### Short problem
Output the records exactly. Include every line.

### Data

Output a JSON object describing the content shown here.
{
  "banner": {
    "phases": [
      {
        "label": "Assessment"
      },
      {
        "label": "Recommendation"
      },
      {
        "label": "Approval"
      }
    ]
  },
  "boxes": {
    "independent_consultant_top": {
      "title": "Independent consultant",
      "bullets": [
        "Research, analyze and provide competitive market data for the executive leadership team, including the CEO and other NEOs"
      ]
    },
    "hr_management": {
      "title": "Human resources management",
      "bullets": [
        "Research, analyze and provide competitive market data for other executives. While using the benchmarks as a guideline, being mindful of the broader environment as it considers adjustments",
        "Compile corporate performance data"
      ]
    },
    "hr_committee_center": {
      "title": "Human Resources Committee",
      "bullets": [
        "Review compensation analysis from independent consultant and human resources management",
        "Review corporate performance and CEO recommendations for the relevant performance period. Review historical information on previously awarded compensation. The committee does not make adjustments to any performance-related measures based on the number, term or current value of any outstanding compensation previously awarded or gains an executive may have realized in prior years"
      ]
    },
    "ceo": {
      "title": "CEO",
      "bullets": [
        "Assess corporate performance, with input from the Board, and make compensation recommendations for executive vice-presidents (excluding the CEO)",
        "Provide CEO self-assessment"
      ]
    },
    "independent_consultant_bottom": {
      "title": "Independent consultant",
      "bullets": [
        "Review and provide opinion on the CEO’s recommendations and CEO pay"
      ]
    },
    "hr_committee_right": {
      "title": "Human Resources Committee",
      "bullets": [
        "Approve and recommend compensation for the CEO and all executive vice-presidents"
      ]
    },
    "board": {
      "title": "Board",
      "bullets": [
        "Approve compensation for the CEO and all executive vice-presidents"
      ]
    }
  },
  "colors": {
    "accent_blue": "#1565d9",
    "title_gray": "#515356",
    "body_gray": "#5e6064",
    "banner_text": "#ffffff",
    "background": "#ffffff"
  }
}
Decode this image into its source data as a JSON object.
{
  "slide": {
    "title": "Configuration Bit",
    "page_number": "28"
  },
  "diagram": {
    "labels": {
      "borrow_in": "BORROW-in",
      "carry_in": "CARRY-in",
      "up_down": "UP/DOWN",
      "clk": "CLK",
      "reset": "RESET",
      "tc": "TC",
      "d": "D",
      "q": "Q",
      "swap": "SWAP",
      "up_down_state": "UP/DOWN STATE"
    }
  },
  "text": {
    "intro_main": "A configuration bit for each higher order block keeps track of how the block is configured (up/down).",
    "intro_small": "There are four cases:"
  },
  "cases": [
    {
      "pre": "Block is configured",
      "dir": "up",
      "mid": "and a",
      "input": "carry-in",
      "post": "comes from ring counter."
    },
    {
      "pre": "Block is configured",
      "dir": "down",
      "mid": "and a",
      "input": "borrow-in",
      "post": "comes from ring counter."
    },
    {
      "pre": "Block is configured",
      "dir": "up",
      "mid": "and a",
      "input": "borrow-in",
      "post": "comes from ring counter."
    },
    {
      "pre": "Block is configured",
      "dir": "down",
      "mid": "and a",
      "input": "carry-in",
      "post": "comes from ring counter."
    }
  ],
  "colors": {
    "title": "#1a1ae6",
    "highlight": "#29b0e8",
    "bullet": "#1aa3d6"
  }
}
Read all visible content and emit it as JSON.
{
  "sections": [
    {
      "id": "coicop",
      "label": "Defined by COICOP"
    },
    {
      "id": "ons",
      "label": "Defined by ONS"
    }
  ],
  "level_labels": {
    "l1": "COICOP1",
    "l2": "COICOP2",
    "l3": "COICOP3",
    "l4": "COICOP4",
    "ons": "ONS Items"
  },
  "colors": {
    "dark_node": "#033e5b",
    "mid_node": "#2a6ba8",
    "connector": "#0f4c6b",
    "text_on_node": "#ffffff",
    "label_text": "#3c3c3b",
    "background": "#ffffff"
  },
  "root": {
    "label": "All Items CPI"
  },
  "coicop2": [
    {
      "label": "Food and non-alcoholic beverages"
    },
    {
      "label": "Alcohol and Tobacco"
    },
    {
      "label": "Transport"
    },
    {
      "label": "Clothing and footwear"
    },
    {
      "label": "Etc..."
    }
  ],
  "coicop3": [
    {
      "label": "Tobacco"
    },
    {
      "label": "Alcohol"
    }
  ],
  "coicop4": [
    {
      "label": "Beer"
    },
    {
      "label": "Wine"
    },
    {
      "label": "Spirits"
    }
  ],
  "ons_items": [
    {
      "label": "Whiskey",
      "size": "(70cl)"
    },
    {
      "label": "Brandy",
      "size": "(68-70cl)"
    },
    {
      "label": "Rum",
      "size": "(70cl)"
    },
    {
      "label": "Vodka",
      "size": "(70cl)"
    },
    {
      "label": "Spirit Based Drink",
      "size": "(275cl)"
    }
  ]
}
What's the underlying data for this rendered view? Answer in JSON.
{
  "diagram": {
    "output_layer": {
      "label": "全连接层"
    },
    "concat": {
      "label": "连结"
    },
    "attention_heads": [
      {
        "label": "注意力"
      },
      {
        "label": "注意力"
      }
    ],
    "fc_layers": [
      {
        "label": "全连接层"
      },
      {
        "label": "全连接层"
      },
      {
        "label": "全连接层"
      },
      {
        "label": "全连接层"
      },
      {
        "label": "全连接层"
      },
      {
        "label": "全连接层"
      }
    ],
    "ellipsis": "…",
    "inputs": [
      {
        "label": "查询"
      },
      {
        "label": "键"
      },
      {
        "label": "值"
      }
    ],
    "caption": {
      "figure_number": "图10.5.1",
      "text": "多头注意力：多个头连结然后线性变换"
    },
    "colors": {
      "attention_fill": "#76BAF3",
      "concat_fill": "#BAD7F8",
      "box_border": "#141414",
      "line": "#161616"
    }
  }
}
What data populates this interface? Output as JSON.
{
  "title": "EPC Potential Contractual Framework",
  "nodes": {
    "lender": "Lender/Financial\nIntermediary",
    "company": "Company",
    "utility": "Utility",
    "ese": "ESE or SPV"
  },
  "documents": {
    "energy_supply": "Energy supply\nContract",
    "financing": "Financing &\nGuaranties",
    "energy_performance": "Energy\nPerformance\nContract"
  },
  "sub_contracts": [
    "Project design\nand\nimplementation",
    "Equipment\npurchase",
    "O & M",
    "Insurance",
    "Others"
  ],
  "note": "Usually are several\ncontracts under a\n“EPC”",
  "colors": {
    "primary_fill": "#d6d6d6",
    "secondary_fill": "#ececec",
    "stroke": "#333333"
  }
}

### Exercise result
Output a JSON object describing the content shown here.
{
  "banner": {
    "phases": [
      {
        "label": "Assessment"
      },
      {
        "label": "Recommendation"
      },
      {
        "label": "Approval"
      }
    ]
  },
  "boxes": {
    "independent_consultant_top": {
      "title": "Independent consultant",
      "bullets": [
        "Research, analyze and provide competitive market data for the executive leadership team, including the CEO and other NEOs"
      ]
    },
    "hr_management": {
      "title": "Human resources management",
      "bullets": [
        "Research, analyze and provide competitive market data for other executives. While using the benchmarks as a guideline, being mindful of the broader environment as it considers adjustments",
        "Compile corporate performance data"
      ]
    },
    "hr_committee_center": {
      "title": "Human Resources Committee",
      "bullets": [
        "Review compensation analysis from independent consultant and human resources management",
        "Review corporate performance and CEO recommendations for the relevant performance period. Review historical information on previously awarded compensation. The committee does not make adjustments to any performance-related measures based on the number, term or current value of any outstanding compensation previously awarded or gains an executive may have realized in prior years"
      ]
    },
    "ceo": {
      "title": "CEO",
      "bullets": [
        "Assess corporate performance, with input from the Board, and make compensation recommendations for executive vice-presidents (excluding the CEO)",
        "Provide CEO self-assessment"
      ]
    },
    "independent_consultant_bottom": {
      "title": "Independent consultant",
      "bullets": [
        "Review and provide opinion on the CEO’s recommendations and CEO pay"
      ]
    },
    "hr_committee_right": {
      "title": "Human Resources Committee",
      "bullets": [
        "Approve and recommend compensation for the CEO and all executive vice-presidents"
      ]
    },
    "board": {
      "title": "Board",
      "bullets": [
        "Approve compensation for the CEO and all executive vice-presidents"
      ]
    }
  },
  "colors": {
    "accent_blue": "#1565d9",
    "title_gray": "#515356",
    "body_gray": "#5e6064",
    "banner_text": "#ffffff",
    "background": "#ffffff"
  }
}
Decode this image into its source data as a JSON object.
{
  "slide": {
    "title": "Configuration Bit",
    "page_number": "28"
  },
  "diagram": {
    "labels": {
      "borrow_in": "BORROW-in",
      "carry_in": "CARRY-in",
      "up_down": "UP/DOWN",
      "clk": "CLK",
      "reset": "RESET",
      "tc": "TC",
      "d": "D",
      "q": "Q",
      "swap": "SWAP",
      "up_down_state": "UP/DOWN STATE"
    }
  },
  "text": {
    "intro_main": "A configuration bit for each higher order block keeps track of how the block is configured (up/down).",
    "intro_small": "There are four cases:"
  },
  "cases": [
    {
      "pre": "Block is configured",
      "dir": "up",
      "mid": "and a",
      "input": "carry-in",
      "post": "comes from ring counter."
    },
    {
      "pre": "Block is configured",
      "dir": "down",
      "mid": "and a",
      "input": "borrow-in",
      "post": "comes from ring counter."
    },
    {
      "pre": "Block is configured",
      "dir": "up",
      "mid": "and a",
      "input": "borrow-in",
      "post": "comes from ring counter."
    },
    {
      "pre": "Block is configured",
      "dir": "down",
      "mid": "and a",
      "input": "carry-in",
      "post": "comes from ring counter."
    }
  ],
  "colors": {
    "title": "#1a1ae6",
    "highlight": "#29b0e8",
    "bullet": "#1aa3d6"
  }
}
Read all visible content and emit it as JSON.
{
  "sections": [
    {
      "id": "coicop",
      "label": "Defined by COICOP"
    },
    {
      "id": "ons",
      "label": "Defined by ONS"
    }
  ],
  "level_labels": {
    "l1": "COICOP1",
    "l2": "COICOP2",
    "l3": "COICOP3",
    "l4": "COICOP4",
    "ons": "ONS Items"
  },
  "colors": {
    "dark_node": "#033e5b",
    "mid_node": "#2a6ba8",
    "connector": "#0f4c6b",
    "text_on_node": "#ffffff",
    "label_text": "#3c3c3b",
    "background": "#ffffff"
  },
  "root": {
    "label": "All Items CPI"
  },
  "coicop2": [
    {
      "label": "Food and non-alcoholic beverages"
    },
    {
      "label": "Alcohol and Tobacco"
    },
    {
      "label": "Transport"
    },
    {
      "label": "Clothing and footwear"
    },
    {
      "label": "Etc..."
    }
  ],
  "coicop3": [
    {
      "label": "Tobacco"
    },
    {
      "label": "Alcohol"
    }
  ],
  "coicop4": [
    {
      "label": "Beer"
    },
    {
      "label": "Wine"
    },
    {
      "label": "Spirits"
    }
  ],
  "ons_items": [
    {
      "label": "Whiskey",
      "size": "(70cl)"
    },
    {
      "label": "Brandy",
      "size": "(68-70cl)"
    },
    {
      "label": "Rum",
      "size": "(70cl)"
    },
    {
      "label": "Vodka",
      "size": "(70cl)"
    },
    {
      "label": "Spirit Based Drink",
      "size": "(275cl)"
    }
  ]
}
What's the underlying data for this rendered view? Answer in JSON.
{
  "diagram": {
    "output_layer": {
      "label": "全连接层"
    },
    "concat": {
      "label": "连结"
    },
    "attention_heads": [
      {
        "label": "注意力"
      },
      {
        "label": "注意力"
      }
    ],
    "fc_layers": [
      {
        "label": "全连接层"
      },
      {
        "label": "全连接层"
      },
      {
        "label": "全连接层"
      },
      {
        "label": "全连接层"
      },
      {
        "label": "全连接层"
      },
      {
        "label": "全连接层"
      }
    ],
    "ellipsis": "…",
    "inputs": [
      {
        "label": "查询"
      },
      {
        "label": "键"
      },
      {
        "label": "值"
      }
    ],
    "caption": {
      "figure_number": "图10.5.1",
      "text": "多头注意力：多个头连结然后线性变换"
    },
    "colors": {
      "attention_fill": "#76BAF3",
      "concat_fill": "#BAD7F8",
      "box_border": "#141414",
      "line": "#161616"
    }
  }
}
What data populates this interface? Output as JSON.
{
  "title": "EPC Potential Contractual Framework",
  "nodes": {
    "lender": "Lender/Financial\nIntermediary",
    "company": "Company",
    "utility": "Utility",
    "ese": "ESE or SPV"
  },
  "documents": {
    "energy_supply": "Energy supply\nContract",
    "financing": "Financing &\nGuaranties",
    "energy_performance": "Energy\nPerformance\nContract"
  },
  "sub_contracts": [
    "Project design\nand\nimplementation",
    "Equipment\npurchase",
    "O & M",
    "Insurance",
    "Others"
  ],
  "note": "Usually are several\ncontracts under a\n“EPC”",
  "colors": {
    "primary_fill": "#d6d6d6",
    "secondary_fill": "#ececec",
    "stroke": "#333333"
  }
}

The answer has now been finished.